SOURCE RECORDS →

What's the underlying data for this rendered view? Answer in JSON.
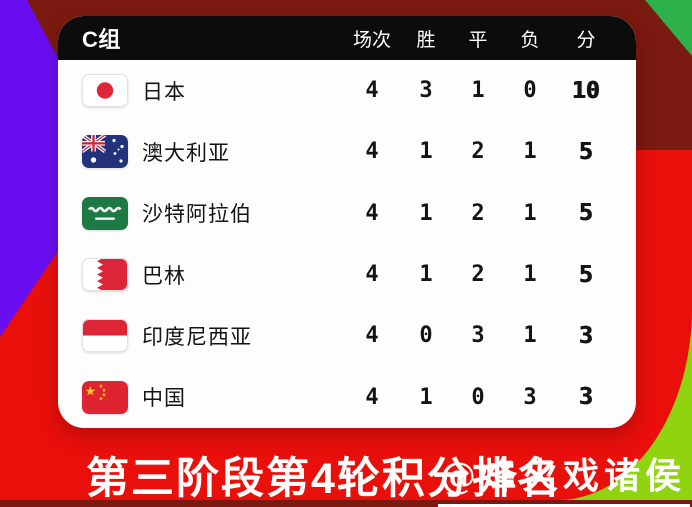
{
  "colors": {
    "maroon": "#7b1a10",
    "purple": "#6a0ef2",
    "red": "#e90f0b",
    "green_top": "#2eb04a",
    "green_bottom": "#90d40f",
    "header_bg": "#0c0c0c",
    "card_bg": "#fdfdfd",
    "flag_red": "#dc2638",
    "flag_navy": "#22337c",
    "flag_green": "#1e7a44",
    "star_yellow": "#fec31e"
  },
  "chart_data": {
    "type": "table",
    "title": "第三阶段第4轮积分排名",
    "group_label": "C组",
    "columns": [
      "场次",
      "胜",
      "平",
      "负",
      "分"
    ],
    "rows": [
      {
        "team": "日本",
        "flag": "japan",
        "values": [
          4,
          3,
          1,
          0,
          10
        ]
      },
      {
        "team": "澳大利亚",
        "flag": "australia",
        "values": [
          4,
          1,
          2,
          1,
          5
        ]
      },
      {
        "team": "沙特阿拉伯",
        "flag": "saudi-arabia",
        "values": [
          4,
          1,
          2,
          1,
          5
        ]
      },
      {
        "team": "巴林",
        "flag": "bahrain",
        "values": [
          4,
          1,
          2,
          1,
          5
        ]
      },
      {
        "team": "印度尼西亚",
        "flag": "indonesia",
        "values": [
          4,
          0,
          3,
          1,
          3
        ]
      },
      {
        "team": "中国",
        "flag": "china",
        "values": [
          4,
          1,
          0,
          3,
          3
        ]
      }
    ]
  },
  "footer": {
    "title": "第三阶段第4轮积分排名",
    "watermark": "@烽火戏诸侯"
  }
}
--
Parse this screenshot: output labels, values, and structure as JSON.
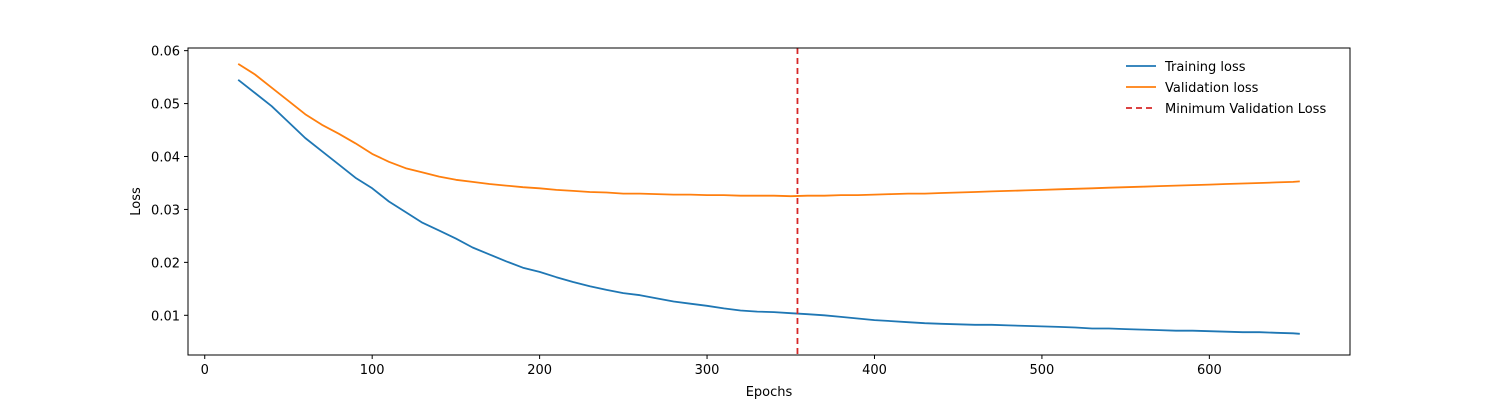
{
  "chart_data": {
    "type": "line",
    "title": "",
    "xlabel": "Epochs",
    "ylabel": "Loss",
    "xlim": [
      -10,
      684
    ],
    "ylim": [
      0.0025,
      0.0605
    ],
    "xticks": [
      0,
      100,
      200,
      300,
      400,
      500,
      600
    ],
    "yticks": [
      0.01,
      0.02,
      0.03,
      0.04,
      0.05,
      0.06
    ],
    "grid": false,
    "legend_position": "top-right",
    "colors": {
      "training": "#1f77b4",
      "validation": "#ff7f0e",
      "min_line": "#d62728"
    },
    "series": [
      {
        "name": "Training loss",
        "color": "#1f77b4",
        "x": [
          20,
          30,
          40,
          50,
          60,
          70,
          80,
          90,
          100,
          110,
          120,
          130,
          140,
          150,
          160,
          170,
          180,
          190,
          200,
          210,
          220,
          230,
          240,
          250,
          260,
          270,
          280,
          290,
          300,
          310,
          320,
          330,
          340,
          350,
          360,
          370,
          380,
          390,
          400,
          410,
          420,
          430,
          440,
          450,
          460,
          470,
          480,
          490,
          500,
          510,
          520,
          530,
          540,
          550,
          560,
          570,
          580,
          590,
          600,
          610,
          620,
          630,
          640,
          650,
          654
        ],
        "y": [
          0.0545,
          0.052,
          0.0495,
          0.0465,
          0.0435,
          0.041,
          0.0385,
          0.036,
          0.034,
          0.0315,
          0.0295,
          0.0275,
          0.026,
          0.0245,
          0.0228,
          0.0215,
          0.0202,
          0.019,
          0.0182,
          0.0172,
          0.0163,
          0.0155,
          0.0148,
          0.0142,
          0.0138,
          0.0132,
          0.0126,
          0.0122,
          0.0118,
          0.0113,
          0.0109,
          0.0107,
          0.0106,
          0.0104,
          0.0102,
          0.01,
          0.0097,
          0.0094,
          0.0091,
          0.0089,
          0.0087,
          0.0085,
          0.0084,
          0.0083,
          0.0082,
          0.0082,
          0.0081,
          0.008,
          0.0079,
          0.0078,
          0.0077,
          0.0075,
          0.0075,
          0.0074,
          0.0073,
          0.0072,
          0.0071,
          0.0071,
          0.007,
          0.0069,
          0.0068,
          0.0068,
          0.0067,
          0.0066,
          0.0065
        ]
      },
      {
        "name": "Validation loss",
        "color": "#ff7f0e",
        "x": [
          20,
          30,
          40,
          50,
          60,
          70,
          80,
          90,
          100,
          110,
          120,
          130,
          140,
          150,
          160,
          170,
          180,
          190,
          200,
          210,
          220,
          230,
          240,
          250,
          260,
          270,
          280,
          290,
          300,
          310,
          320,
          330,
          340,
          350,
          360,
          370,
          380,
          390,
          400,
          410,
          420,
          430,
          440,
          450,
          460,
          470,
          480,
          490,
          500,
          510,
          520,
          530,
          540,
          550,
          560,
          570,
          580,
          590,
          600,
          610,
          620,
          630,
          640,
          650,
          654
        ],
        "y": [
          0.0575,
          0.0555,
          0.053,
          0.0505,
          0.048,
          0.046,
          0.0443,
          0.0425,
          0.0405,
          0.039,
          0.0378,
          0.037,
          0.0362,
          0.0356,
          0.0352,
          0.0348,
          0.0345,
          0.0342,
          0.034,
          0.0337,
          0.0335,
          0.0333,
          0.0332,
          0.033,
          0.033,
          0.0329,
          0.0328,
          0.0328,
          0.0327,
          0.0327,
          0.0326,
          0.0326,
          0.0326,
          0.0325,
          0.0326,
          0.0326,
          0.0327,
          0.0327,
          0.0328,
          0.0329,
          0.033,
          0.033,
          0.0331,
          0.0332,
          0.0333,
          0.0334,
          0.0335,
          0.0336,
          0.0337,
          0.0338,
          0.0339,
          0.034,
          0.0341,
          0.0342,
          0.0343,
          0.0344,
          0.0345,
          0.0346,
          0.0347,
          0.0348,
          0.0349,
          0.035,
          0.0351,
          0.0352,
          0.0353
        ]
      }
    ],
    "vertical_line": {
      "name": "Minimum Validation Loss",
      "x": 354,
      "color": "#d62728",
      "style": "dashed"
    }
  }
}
...
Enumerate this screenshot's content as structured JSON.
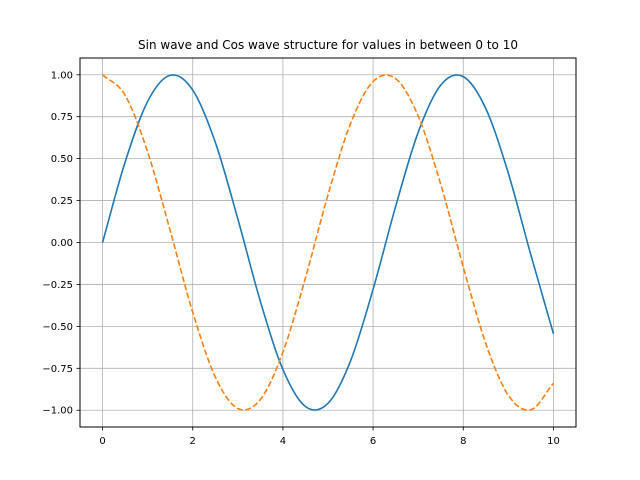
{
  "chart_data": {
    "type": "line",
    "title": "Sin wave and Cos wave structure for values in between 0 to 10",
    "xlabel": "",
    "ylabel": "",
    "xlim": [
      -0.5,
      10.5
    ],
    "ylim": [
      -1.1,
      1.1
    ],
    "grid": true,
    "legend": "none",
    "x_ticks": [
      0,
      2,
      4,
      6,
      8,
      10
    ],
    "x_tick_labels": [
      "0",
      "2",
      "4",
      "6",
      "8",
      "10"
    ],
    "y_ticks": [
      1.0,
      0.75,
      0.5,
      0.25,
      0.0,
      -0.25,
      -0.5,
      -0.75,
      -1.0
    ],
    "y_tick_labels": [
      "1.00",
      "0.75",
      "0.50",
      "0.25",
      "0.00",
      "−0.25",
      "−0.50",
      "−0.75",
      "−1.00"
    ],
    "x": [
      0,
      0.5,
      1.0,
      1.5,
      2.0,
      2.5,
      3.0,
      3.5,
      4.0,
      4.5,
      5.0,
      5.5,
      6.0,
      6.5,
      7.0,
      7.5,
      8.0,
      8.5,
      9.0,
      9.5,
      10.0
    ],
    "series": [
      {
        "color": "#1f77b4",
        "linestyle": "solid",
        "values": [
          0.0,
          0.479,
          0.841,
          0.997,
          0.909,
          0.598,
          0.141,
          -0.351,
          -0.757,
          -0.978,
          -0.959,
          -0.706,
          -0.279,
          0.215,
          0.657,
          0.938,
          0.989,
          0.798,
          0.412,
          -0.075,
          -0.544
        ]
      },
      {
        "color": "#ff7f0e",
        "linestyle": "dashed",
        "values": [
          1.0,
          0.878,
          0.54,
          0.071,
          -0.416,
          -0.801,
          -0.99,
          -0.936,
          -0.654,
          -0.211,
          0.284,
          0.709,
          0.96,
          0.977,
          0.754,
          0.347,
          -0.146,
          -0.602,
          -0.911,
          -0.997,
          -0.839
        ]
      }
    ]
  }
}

TO DO → Show each line of the listing that holds the string "title".

OUTPUT BELOW →
    "title": "第三阶段第4轮积分排名",
    "title": "第三阶段第4轮积分排名",
    "title": "",
    "title": "Sin wave and Cos wave structure for values in between 0 to 10",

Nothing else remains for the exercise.